**Information given**.
= = = = = = =

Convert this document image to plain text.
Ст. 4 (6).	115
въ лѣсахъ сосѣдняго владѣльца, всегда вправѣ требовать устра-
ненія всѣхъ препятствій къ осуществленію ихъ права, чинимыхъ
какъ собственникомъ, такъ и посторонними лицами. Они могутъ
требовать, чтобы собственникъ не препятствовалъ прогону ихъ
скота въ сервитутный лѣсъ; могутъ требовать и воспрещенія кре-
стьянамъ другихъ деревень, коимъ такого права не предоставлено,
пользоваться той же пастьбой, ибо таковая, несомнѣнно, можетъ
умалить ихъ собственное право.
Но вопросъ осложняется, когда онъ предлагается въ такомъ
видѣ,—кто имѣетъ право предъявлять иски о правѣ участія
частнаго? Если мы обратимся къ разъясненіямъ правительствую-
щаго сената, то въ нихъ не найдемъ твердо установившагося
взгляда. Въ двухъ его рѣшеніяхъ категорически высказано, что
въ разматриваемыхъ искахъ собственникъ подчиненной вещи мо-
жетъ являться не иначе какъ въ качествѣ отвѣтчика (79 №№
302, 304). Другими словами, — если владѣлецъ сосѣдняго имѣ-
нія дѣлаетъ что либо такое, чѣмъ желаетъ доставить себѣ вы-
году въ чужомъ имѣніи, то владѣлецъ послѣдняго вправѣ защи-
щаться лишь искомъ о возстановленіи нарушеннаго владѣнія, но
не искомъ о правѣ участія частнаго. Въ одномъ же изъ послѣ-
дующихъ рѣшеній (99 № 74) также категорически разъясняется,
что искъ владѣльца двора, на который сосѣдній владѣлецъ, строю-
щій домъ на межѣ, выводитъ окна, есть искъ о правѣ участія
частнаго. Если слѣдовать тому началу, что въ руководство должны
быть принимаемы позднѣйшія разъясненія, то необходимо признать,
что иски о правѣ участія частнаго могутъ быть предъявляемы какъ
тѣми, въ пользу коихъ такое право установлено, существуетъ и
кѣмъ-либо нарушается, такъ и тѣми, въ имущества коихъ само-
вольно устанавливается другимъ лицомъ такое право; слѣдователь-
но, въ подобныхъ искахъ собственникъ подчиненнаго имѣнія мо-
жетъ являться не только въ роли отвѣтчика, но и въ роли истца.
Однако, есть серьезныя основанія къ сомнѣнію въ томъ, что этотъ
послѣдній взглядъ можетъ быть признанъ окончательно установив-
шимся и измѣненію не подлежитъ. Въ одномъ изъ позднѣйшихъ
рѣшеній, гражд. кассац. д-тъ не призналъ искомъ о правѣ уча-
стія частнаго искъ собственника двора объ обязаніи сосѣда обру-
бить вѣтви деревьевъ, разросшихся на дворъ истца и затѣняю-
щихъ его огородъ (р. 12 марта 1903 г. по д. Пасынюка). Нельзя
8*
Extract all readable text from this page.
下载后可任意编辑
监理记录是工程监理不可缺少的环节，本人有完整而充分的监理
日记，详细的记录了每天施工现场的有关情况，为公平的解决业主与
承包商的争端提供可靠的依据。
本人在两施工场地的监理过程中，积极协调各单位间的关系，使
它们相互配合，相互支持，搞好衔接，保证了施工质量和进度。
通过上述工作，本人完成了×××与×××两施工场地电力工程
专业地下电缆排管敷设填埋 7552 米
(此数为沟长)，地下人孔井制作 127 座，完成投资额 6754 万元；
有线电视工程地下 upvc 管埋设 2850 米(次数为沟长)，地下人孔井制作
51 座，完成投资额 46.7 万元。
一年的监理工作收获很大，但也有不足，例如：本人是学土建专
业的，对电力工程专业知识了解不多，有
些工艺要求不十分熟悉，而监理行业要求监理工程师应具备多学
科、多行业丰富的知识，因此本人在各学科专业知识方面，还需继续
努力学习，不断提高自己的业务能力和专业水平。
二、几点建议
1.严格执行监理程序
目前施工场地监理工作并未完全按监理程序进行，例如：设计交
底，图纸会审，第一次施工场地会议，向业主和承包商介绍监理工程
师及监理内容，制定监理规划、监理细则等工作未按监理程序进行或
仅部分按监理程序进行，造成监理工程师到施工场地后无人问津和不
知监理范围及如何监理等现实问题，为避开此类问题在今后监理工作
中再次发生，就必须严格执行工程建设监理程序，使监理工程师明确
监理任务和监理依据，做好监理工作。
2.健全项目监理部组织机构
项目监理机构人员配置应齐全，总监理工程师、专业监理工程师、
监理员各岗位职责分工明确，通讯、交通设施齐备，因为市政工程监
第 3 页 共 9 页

= = = = = = =

**Exercise instructions**.
Find the lines above that include the string "частнаго" and copy them.

**Written solution**.
частнаго? Если мы обратимся къ разъясненіямъ правительствую-
не искомъ о правѣ участія частнаго. Въ одномъ же изъ послѣ-
частнаго. Если слѣдовать тому началу, что въ руководство должны
что иски о правѣ участія частнаго могутъ быть предъявляемы какъ
стія частнаго искъ собственника двора объ обязаніи сосѣда обру-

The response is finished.